• [Work task] All records shown below should be given again, character for character.

(Dataset excerpts Opens)

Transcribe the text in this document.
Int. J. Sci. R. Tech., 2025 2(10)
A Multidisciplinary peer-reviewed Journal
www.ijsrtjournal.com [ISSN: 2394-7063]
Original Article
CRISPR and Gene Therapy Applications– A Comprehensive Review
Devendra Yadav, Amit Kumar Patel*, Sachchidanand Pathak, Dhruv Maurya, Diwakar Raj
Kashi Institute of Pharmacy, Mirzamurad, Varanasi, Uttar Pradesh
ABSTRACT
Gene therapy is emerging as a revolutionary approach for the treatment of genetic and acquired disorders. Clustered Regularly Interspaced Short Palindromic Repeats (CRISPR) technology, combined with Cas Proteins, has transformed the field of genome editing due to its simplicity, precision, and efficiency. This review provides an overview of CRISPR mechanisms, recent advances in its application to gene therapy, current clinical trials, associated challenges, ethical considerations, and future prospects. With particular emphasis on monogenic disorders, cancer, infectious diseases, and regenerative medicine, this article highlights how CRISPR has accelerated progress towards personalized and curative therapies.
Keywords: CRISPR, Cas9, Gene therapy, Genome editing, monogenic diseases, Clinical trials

(Dataset excerpts Closes)

• [Exercise response]
Transcribe the text in this document.
Int. J. Sci. R. Tech., 2025 2(10)
A Multidisciplinary peer-reviewed Journal
www.ijsrtjournal.com [ISSN: 2394-7063]
Original Article
CRISPR and Gene Therapy Applications– A Comprehensive Review
Devendra Yadav, Amit Kumar Patel*, Sachchidanand Pathak, Dhruv Maurya, Diwakar Raj
Kashi Institute of Pharmacy, Mirzamurad, Varanasi, Uttar Pradesh
ABSTRACT
Gene therapy is emerging as a revolutionary approach for the treatment of genetic and acquired disorders. Clustered Regularly Interspaced Short Palindromic Repeats (CRISPR) technology, combined with Cas Proteins, has transformed the field of genome editing due to its simplicity, precision, and efficiency. This review provides an overview of CRISPR mechanisms, recent advances in its application to gene therapy, current clinical trials, associated challenges, ethical considerations, and future prospects. With particular emphasis on monogenic disorders, cancer, infectious diseases, and regenerative medicine, this article highlights how CRISPR has accelerated progress towards personalized and curative therapies.
Keywords: CRISPR, Cas9, Gene therapy, Genome editing, monogenic diseases, Clinical trials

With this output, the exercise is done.